* Work task
Set down every record below exactly as it appears, but without the pictures.

* Material supplied

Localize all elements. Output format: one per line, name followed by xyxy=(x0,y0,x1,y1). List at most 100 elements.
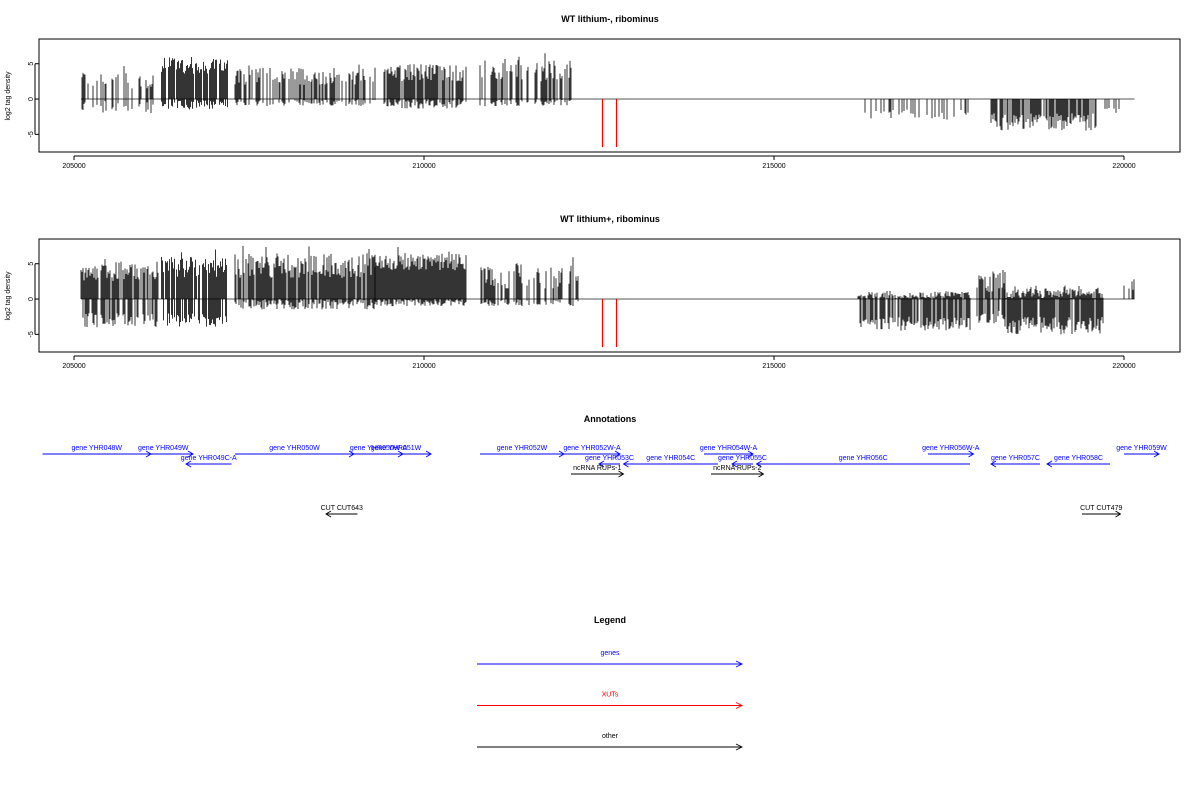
legend-entry: other xyxy=(477,733,744,751)
density-bars xyxy=(80,245,1135,335)
annotation-feature: gene YHR052W xyxy=(480,445,565,458)
axes: 5 0 -5 205000 210000 215000 220000 xyxy=(28,62,1136,170)
y-axis-label: log2 tag density xyxy=(5,71,12,121)
annotation-feature: gene YHR048W xyxy=(42,445,152,458)
feature-label: gene YHR056C xyxy=(839,455,888,462)
legend-label: XUTs xyxy=(602,692,619,699)
feature-label: gene YHR050W-A xyxy=(350,445,408,452)
annotation-feature: gene YHR056C xyxy=(755,455,970,468)
feature-label: gene YHR059W xyxy=(1116,445,1167,452)
arrowhead xyxy=(990,460,997,468)
axes: 5 0 -5 205000 210000 215000 220000 xyxy=(28,262,1136,370)
x-tick-label: 205000 xyxy=(62,363,85,370)
annotation-feature: gene YHR058C xyxy=(1046,455,1110,468)
annotation-feature: gene YHR053C xyxy=(585,455,634,468)
feature-label: gene YHR052W-A xyxy=(563,445,621,452)
feature-label: gene YHR058C xyxy=(1054,455,1103,462)
feature-label: gene YHR055C xyxy=(718,455,767,462)
annotation-feature: gene YHR054W-A xyxy=(700,445,758,458)
annotation-feature: gene YHR049C-A xyxy=(181,455,237,468)
feature-label: gene YHR049W xyxy=(138,445,189,452)
x-tick-label: 210000 xyxy=(412,163,435,170)
legend-entry: genes xyxy=(477,650,744,668)
legend: Legend genes XUTs other xyxy=(477,615,744,751)
arrowhead xyxy=(1153,450,1160,458)
feature-label: gene YHR054C xyxy=(646,455,695,462)
y-tick-label: 5 xyxy=(28,62,35,66)
annotation-feature: ncRNA RUPs-2 xyxy=(711,465,765,478)
arrowhead xyxy=(598,460,605,468)
feature-label: ncRNA RUPs-1 xyxy=(573,465,621,472)
arrowhead xyxy=(618,470,625,478)
annotation-feature: gene YHR055C xyxy=(718,455,767,468)
track-panel-lithium-minus: WT lithium-, ribominus log2 tag density … xyxy=(5,14,1181,170)
y-tick-label: -5 xyxy=(28,131,35,137)
panel-title: WT lithium+, ribominus xyxy=(560,214,660,224)
xut-markers xyxy=(601,99,618,148)
y-tick-label: -5 xyxy=(28,331,35,337)
legend-label: genes xyxy=(600,650,620,657)
feature-label: ncRNA RUPs-2 xyxy=(713,465,761,472)
legend-entry: XUTs xyxy=(477,692,744,709)
arrowhead xyxy=(758,470,765,478)
arrowhead xyxy=(735,743,744,751)
annotation-feature: gene YHR059W xyxy=(1116,445,1167,458)
arrowhead xyxy=(1115,510,1122,518)
xut-markers xyxy=(601,299,618,348)
x-tick-label: 215000 xyxy=(762,363,785,370)
x-tick-label: 220000 xyxy=(1112,163,1135,170)
feature-label: gene YHR057C xyxy=(991,455,1040,462)
arrowhead xyxy=(187,450,194,458)
annotation-track: Annotations gene YHR048W gene YHR049W gene… xyxy=(42,414,1167,518)
arrowhead xyxy=(735,660,744,668)
arrowhead xyxy=(425,450,432,458)
arrowhead xyxy=(622,460,629,468)
legend-title: Legend xyxy=(594,615,626,625)
arrowhead xyxy=(968,450,975,458)
feature-label: gene YHR051W xyxy=(371,445,422,452)
annotation-feature: gene YHR051W xyxy=(361,445,432,458)
feature-label: gene YHR053C xyxy=(585,455,634,462)
arrowhead xyxy=(747,450,754,458)
feature-label: gene YHR054W-A xyxy=(700,445,758,452)
annotation-feature: gene YHR056W-A xyxy=(922,445,980,458)
annotation-feature: gene YHR049W xyxy=(133,445,194,458)
feature-label: gene YHR048W xyxy=(72,445,123,452)
annotation-feature: CUT CUT643 xyxy=(321,505,363,518)
x-tick-label: 215000 xyxy=(762,163,785,170)
arrowhead xyxy=(185,460,192,468)
y-tick-label: 5 xyxy=(28,262,35,266)
arrowhead xyxy=(735,702,744,709)
plot-frame xyxy=(38,238,1181,353)
arrowhead xyxy=(755,460,762,468)
annotation-feature: gene YHR050W xyxy=(235,445,355,458)
feature-label: gene YHR050W xyxy=(269,445,320,452)
density-bars xyxy=(81,53,1135,131)
annotation-feature: gene YHR057C xyxy=(990,455,1040,468)
x-tick-label: 205000 xyxy=(62,163,85,170)
y-tick-label: 0 xyxy=(28,297,35,301)
feature-label: CUT CUT479 xyxy=(1080,505,1122,512)
arrowhead xyxy=(1046,460,1053,468)
annotations-title: Annotations xyxy=(584,414,637,424)
arrowhead xyxy=(325,510,332,518)
annotation-feature: gene YHR054C xyxy=(622,455,718,468)
arrowhead xyxy=(731,460,738,468)
feature-label: CUT CUT643 xyxy=(321,505,363,512)
y-axis-label: log2 tag density xyxy=(5,271,12,321)
legend-label: other xyxy=(602,733,619,740)
panel-title: WT lithium-, ribominus xyxy=(561,14,659,24)
feature-label: gene YHR056W-A xyxy=(922,445,980,452)
arrowhead xyxy=(614,450,621,458)
plot-frame xyxy=(38,38,1181,153)
annotation-feature: gene YHR052W-A xyxy=(563,445,621,458)
feature-label: gene YHR052W xyxy=(497,445,548,452)
annotation-feature: ncRNA RUPs-1 xyxy=(571,465,625,478)
feature-label: gene YHR049C-A xyxy=(181,455,237,462)
track-panel-lithium-plus: WT lithium+, ribominus log2 tag density … xyxy=(5,214,1181,370)
annotation-feature: CUT CUT479 xyxy=(1080,505,1122,518)
x-tick-label: 210000 xyxy=(412,363,435,370)
y-tick-label: 0 xyxy=(28,97,35,101)
x-tick-label: 220000 xyxy=(1112,363,1135,370)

* Written answer
Localize all elements. Output format: one per line, name followed by xyxy=(x0,y0,x1,y1). List at most 100 elements.
legend-entry: other xyxy=(477,733,744,751)
density-bars xyxy=(80,245,1135,335)
annotation-feature: gene YHR052W xyxy=(480,445,565,458)
axes: 5 0 -5 205000 210000 215000 220000 xyxy=(28,62,1136,170)
y-axis-label: log2 tag density xyxy=(5,71,12,121)
annotation-feature: gene YHR048W xyxy=(42,445,152,458)
feature-label: gene YHR056C xyxy=(839,455,888,462)
legend-label: XUTs xyxy=(602,692,619,699)
feature-label: gene YHR050W-A xyxy=(350,445,408,452)
annotation-feature: gene YHR056C xyxy=(755,455,970,468)
feature-label: gene YHR059W xyxy=(1116,445,1167,452)
arrowhead xyxy=(990,460,997,468)
axes: 5 0 -5 205000 210000 215000 220000 xyxy=(28,262,1136,370)
x-tick-label: 205000 xyxy=(62,363,85,370)
annotation-feature: gene YHR058C xyxy=(1046,455,1110,468)
annotation-feature: gene YHR053C xyxy=(585,455,634,468)
feature-label: gene YHR052W-A xyxy=(563,445,621,452)
feature-label: gene YHR058C xyxy=(1054,455,1103,462)
feature-label: gene YHR055C xyxy=(718,455,767,462)
annotation-feature: gene YHR054W-A xyxy=(700,445,758,458)
annotation-feature: gene YHR049C-A xyxy=(181,455,237,468)
feature-label: gene YHR049W xyxy=(138,445,189,452)
x-tick-label: 210000 xyxy=(412,163,435,170)
legend-entry: genes xyxy=(477,650,744,668)
legend: Legend genes XUTs other xyxy=(477,615,744,751)
arrowhead xyxy=(1153,450,1160,458)
feature-label: gene YHR054C xyxy=(646,455,695,462)
y-tick-label: 5 xyxy=(28,62,35,66)
annotation-feature: ncRNA RUPs-2 xyxy=(711,465,765,478)
arrowhead xyxy=(598,460,605,468)
feature-label: ncRNA RUPs-1 xyxy=(573,465,621,472)
arrowhead xyxy=(618,470,625,478)
annotation-feature: gene YHR055C xyxy=(718,455,767,468)
track-panel-lithium-minus: WT lithium-, ribominus log2 tag density … xyxy=(5,14,1181,170)
y-tick-label: -5 xyxy=(28,131,35,137)
panel-title: WT lithium+, ribominus xyxy=(560,214,660,224)
xut-markers xyxy=(601,99,618,148)
y-tick-label: -5 xyxy=(28,331,35,337)
legend-label: genes xyxy=(600,650,620,657)
feature-label: ncRNA RUPs-2 xyxy=(713,465,761,472)
legend-entry: XUTs xyxy=(477,692,744,709)
arrowhead xyxy=(758,470,765,478)
arrowhead xyxy=(735,743,744,751)
annotation-feature: gene YHR059W xyxy=(1116,445,1167,458)
arrowhead xyxy=(1115,510,1122,518)
xut-markers xyxy=(601,299,618,348)
x-tick-label: 215000 xyxy=(762,363,785,370)
x-tick-label: 220000 xyxy=(1112,163,1135,170)
feature-label: gene YHR057C xyxy=(991,455,1040,462)
arrowhead xyxy=(187,450,194,458)
annotation-track: Annotations gene YHR048W gene YHR049W gene… xyxy=(42,414,1167,518)
arrowhead xyxy=(735,660,744,668)
arrowhead xyxy=(425,450,432,458)
arrowhead xyxy=(622,460,629,468)
legend-title: Legend xyxy=(594,615,626,625)
arrowhead xyxy=(968,450,975,458)
feature-label: gene YHR051W xyxy=(371,445,422,452)
annotation-feature: gene YHR051W xyxy=(361,445,432,458)
feature-label: gene YHR053C xyxy=(585,455,634,462)
arrowhead xyxy=(747,450,754,458)
feature-label: gene YHR054W-A xyxy=(700,445,758,452)
annotation-feature: gene YHR056W-A xyxy=(922,445,980,458)
annotation-feature: gene YHR049W xyxy=(133,445,194,458)
feature-label: gene YHR048W xyxy=(72,445,123,452)
annotation-feature: CUT CUT643 xyxy=(321,505,363,518)
x-tick-label: 215000 xyxy=(762,163,785,170)
arrowhead xyxy=(185,460,192,468)
y-tick-label: 5 xyxy=(28,262,35,266)
arrowhead xyxy=(735,702,744,709)
plot-frame xyxy=(38,238,1181,353)
arrowhead xyxy=(755,460,762,468)
annotation-feature: gene YHR050W xyxy=(235,445,355,458)
feature-label: gene YHR050W xyxy=(269,445,320,452)
density-bars xyxy=(81,53,1135,131)
annotation-feature: gene YHR057C xyxy=(990,455,1040,468)
x-tick-label: 205000 xyxy=(62,163,85,170)
y-tick-label: 0 xyxy=(28,297,35,301)
feature-label: CUT CUT479 xyxy=(1080,505,1122,512)
arrowhead xyxy=(1046,460,1053,468)
annotations-title: Annotations xyxy=(584,414,637,424)
arrowhead xyxy=(325,510,332,518)
annotation-feature: gene YHR054C xyxy=(622,455,718,468)
arrowhead xyxy=(731,460,738,468)
feature-label: CUT CUT643 xyxy=(321,505,363,512)
y-axis-label: log2 tag density xyxy=(5,271,12,321)
legend-label: other xyxy=(602,733,619,740)
panel-title: WT lithium-, ribominus xyxy=(561,14,659,24)
feature-label: gene YHR056W-A xyxy=(922,445,980,452)
arrowhead xyxy=(614,450,621,458)
plot-frame xyxy=(38,38,1181,153)
annotation-feature: gene YHR052W-A xyxy=(563,445,621,458)
feature-label: gene YHR052W xyxy=(497,445,548,452)
annotation-feature: ncRNA RUPs-1 xyxy=(571,465,625,478)
feature-label: gene YHR049C-A xyxy=(181,455,237,462)
track-panel-lithium-plus: WT lithium+, ribominus log2 tag density … xyxy=(5,214,1181,370)
annotation-feature: CUT CUT479 xyxy=(1080,505,1122,518)
x-tick-label: 210000 xyxy=(412,363,435,370)
y-tick-label: 0 xyxy=(28,97,35,101)
x-tick-label: 220000 xyxy=(1112,363,1135,370)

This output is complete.